Dataset items
******

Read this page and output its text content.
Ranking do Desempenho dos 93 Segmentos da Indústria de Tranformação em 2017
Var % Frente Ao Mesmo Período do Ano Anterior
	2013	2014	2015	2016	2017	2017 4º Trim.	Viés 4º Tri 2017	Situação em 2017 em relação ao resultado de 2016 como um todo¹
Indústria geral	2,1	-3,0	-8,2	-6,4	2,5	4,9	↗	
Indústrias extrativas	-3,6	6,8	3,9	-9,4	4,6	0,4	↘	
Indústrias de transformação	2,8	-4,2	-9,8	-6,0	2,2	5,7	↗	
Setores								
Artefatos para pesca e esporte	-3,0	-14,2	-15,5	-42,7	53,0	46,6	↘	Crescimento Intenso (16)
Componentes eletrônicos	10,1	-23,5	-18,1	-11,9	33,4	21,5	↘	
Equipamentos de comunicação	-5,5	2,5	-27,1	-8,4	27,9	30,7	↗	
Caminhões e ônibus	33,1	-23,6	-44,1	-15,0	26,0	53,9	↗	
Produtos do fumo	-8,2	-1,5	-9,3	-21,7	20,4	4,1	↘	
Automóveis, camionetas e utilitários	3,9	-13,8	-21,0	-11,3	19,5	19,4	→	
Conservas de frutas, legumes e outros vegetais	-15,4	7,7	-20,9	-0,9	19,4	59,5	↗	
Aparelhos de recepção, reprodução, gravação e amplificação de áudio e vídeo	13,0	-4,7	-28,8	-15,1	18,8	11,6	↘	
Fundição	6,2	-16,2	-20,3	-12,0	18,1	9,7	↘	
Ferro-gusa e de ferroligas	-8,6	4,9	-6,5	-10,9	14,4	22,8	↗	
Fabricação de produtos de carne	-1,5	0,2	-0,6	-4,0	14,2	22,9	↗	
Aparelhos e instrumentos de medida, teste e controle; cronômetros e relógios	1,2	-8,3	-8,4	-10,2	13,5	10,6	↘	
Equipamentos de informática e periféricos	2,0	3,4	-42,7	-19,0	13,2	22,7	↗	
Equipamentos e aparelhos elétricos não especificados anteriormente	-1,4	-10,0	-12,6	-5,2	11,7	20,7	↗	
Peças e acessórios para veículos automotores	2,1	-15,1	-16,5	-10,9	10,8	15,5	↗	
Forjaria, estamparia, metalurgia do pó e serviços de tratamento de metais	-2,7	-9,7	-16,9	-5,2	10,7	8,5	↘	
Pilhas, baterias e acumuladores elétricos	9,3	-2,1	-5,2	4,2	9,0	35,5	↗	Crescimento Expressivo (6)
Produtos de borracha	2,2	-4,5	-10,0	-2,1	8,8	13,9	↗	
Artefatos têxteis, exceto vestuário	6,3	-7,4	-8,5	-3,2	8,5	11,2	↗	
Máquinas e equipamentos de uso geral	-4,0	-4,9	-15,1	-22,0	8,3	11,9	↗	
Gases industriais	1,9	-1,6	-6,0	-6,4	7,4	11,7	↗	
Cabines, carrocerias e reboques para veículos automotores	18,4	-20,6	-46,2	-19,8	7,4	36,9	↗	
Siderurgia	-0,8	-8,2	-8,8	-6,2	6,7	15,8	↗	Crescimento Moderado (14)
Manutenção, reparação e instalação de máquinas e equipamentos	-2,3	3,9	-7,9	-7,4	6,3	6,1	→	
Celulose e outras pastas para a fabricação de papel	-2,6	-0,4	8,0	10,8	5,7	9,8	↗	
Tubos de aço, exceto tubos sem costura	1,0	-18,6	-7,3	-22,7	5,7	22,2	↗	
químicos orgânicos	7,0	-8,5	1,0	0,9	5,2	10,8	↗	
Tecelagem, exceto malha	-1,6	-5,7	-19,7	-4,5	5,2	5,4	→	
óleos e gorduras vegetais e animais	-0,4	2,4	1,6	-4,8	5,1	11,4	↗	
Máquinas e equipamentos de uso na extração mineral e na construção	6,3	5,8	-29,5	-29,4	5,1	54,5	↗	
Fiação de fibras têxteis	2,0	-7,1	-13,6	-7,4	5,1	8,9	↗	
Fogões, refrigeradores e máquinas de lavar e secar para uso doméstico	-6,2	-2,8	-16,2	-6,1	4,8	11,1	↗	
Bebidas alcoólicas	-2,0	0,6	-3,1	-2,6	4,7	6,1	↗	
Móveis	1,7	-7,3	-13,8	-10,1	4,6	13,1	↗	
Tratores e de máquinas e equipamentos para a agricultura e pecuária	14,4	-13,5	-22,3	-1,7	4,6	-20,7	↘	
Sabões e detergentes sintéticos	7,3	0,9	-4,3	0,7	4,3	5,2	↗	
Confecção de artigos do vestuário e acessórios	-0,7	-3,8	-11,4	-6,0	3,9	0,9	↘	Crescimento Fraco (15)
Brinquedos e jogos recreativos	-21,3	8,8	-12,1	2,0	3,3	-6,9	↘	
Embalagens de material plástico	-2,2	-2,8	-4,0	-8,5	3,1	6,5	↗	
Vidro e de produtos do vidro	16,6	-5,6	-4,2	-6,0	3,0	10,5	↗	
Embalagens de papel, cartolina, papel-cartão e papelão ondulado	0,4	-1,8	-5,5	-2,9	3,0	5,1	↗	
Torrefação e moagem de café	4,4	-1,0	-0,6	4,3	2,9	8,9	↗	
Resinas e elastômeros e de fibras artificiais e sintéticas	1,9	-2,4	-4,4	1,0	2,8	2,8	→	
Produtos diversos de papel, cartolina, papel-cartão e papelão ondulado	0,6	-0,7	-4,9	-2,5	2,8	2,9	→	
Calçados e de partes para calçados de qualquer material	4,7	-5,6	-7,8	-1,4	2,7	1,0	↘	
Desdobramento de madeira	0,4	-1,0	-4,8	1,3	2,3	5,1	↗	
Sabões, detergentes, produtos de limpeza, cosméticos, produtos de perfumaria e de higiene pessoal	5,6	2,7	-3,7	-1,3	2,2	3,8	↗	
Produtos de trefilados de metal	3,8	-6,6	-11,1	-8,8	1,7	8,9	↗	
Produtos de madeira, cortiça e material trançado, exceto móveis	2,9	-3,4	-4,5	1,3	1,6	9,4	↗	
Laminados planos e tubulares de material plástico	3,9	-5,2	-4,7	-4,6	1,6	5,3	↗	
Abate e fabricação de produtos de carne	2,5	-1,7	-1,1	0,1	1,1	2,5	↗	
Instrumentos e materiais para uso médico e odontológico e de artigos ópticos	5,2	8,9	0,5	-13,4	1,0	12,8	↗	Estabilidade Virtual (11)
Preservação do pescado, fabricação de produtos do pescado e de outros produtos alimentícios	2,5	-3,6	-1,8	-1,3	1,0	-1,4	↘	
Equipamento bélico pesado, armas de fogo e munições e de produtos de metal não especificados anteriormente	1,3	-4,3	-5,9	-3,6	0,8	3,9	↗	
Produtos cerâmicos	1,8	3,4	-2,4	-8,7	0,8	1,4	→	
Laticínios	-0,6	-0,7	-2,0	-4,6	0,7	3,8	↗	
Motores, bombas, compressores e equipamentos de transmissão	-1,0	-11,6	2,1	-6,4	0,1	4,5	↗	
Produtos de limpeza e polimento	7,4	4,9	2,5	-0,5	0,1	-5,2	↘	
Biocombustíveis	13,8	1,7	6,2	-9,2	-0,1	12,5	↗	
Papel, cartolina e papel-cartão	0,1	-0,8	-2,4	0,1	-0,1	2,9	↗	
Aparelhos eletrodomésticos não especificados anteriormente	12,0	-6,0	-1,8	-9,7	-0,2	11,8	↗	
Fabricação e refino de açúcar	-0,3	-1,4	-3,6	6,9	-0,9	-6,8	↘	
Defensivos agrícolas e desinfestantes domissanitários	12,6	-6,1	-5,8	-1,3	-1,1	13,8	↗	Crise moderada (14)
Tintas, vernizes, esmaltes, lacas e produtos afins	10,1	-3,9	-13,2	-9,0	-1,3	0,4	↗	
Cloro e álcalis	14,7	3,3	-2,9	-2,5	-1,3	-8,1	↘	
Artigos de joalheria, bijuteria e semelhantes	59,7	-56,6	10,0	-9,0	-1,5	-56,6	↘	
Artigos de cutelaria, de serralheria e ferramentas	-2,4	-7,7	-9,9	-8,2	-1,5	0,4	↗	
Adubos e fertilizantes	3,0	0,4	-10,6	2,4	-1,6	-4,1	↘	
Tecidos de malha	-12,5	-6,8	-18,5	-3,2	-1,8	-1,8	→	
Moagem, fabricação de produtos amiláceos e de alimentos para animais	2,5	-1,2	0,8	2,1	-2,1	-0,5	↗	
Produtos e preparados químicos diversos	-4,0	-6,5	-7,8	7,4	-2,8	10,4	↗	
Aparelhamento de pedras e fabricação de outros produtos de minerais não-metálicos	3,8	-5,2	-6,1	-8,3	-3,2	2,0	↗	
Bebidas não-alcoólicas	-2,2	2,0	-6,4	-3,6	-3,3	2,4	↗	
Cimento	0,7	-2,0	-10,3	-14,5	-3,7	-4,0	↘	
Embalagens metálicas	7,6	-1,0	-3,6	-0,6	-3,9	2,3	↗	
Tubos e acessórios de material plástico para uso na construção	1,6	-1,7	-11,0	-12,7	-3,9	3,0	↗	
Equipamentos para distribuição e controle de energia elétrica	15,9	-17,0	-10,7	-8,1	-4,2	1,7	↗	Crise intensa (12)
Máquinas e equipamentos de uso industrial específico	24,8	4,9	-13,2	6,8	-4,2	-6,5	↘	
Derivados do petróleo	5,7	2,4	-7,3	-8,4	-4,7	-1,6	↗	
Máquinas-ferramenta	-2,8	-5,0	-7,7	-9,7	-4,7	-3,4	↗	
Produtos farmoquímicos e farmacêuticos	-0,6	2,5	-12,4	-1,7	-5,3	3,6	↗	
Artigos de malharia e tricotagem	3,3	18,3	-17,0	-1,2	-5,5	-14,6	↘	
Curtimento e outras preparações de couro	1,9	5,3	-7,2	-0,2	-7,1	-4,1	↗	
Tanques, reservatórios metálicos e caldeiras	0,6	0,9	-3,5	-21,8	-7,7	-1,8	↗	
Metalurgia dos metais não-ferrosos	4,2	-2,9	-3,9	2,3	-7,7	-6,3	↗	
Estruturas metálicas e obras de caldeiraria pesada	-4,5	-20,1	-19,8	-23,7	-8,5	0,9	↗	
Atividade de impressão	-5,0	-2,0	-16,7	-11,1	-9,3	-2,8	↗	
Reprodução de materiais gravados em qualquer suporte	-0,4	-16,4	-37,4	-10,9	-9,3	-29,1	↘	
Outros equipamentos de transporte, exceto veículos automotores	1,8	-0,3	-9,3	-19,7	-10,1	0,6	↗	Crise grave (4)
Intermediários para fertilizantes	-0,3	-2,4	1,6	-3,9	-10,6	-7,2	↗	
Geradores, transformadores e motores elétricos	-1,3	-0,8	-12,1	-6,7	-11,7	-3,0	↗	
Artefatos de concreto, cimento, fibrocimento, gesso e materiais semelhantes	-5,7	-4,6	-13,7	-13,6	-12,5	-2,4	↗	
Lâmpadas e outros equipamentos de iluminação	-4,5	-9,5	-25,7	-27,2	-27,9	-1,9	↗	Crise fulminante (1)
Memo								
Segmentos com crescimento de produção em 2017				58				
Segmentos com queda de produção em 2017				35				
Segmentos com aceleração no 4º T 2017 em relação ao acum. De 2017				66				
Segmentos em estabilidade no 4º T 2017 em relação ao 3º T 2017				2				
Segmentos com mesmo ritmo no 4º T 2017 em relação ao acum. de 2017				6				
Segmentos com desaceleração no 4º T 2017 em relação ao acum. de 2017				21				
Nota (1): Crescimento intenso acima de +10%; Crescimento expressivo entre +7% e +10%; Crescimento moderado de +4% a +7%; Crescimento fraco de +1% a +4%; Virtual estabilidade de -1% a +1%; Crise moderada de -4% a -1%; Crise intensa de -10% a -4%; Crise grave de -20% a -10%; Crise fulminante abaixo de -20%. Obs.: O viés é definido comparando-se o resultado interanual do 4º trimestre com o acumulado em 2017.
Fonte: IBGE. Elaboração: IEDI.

******

- What the task asks
Ascertain the number of lines in the entries that include the word "detergentes", and report only that number.

- Answer to this exercise
2